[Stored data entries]
= = = =

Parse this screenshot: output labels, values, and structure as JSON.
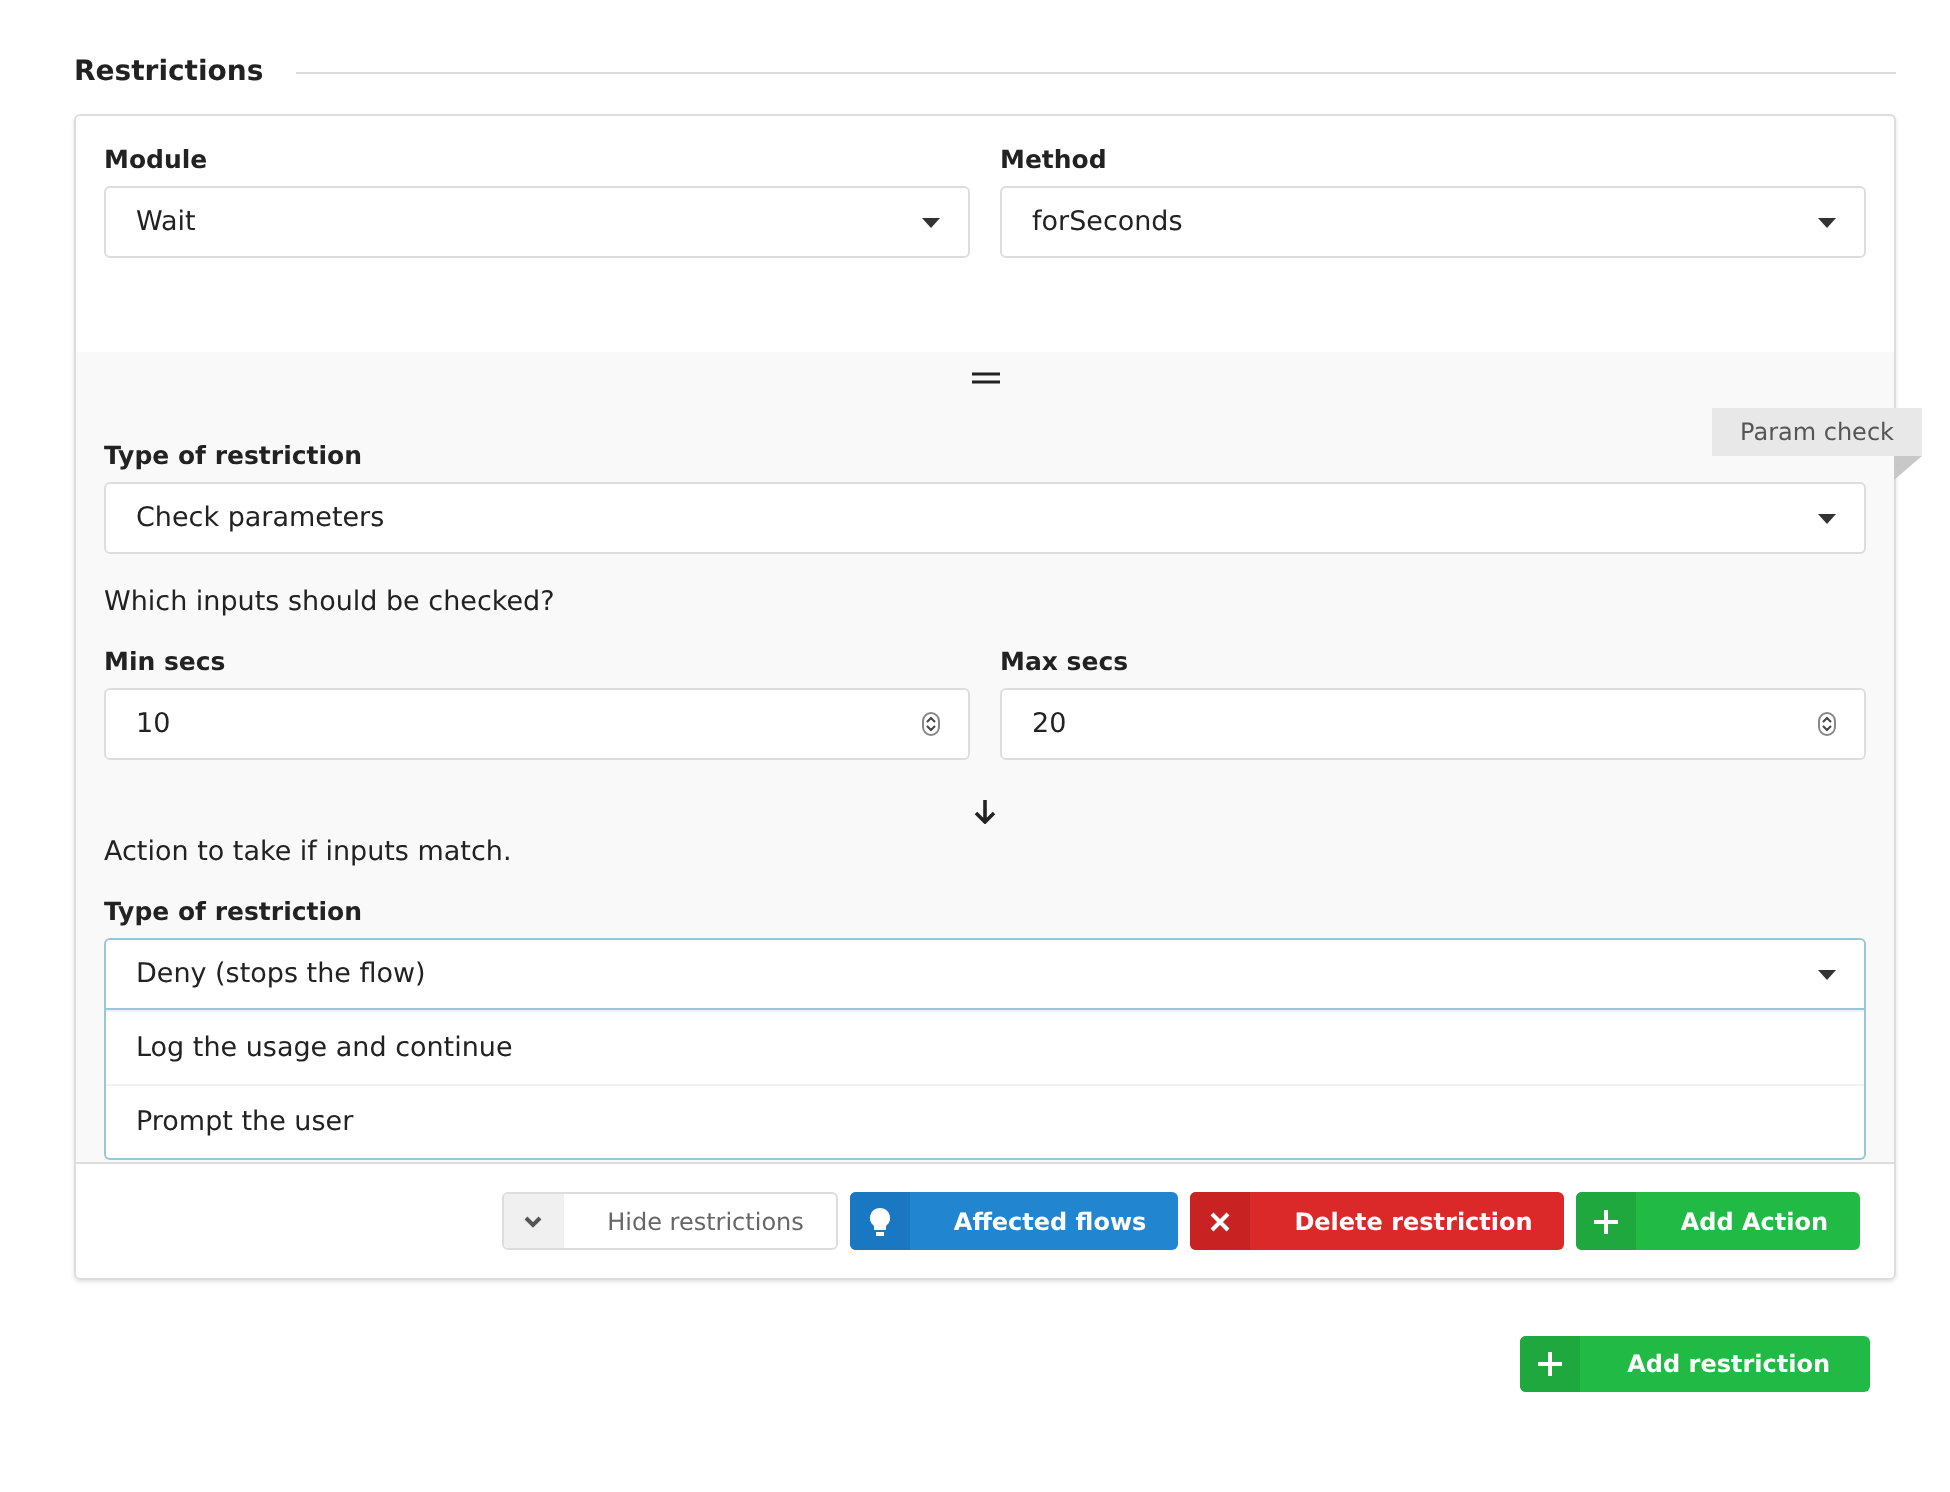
{
  "section": {
    "title": "Restrictions"
  },
  "selectors": [
    {
      "label": "Module",
      "value": "Wait"
    },
    {
      "label": "Method",
      "value": "forSeconds"
    }
  ],
  "ribbon": "Param check",
  "restriction_type": {
    "label": "Type of restriction",
    "value": "Check parameters"
  },
  "inputs_prompt": "Which inputs should be checked?",
  "params": [
    {
      "label": "Min secs",
      "value": "10"
    },
    {
      "label": "Max secs",
      "value": "20"
    }
  ],
  "action_prompt": "Action to take if inputs match.",
  "action_type": {
    "label": "Type of restriction",
    "value": "Deny (stops the flow)",
    "expanded": true,
    "options": [
      "Log the usage and continue",
      "Prompt the user"
    ]
  },
  "buttons": [
    {
      "kind": "toggle",
      "label": "Hide restrictions"
    },
    {
      "kind": "info",
      "label": "Affected flows"
    },
    {
      "kind": "delete",
      "label": "Delete restriction"
    },
    {
      "kind": "add",
      "label": "Add Action"
    }
  ],
  "add_button": {
    "kind": "add",
    "label": "Add restriction"
  }
}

= = = =

Output a faithful copy of the data, with each picture left out.

**RESPONSE:**
Parse this screenshot: output labels, values, and structure as JSON.
{
  "section": {
    "title": "Restrictions"
  },
  "selectors": [
    {
      "label": "Module",
      "value": "Wait"
    },
    {
      "label": "Method",
      "value": "forSeconds"
    }
  ],
  "ribbon": "Param check",
  "restriction_type": {
    "label": "Type of restriction",
    "value": "Check parameters"
  },
  "inputs_prompt": "Which inputs should be checked?",
  "params": [
    {
      "label": "Min secs",
      "value": "10"
    },
    {
      "label": "Max secs",
      "value": "20"
    }
  ],
  "action_prompt": "Action to take if inputs match.",
  "action_type": {
    "label": "Type of restriction",
    "value": "Deny (stops the flow)",
    "expanded": true,
    "options": [
      "Log the usage and continue",
      "Prompt the user"
    ]
  },
  "buttons": [
    {
      "kind": "toggle",
      "label": "Hide restrictions"
    },
    {
      "kind": "info",
      "label": "Affected flows"
    },
    {
      "kind": "delete",
      "label": "Delete restriction"
    },
    {
      "kind": "add",
      "label": "Add Action"
    }
  ],
  "add_button": {
    "kind": "add",
    "label": "Add restriction"
  }
}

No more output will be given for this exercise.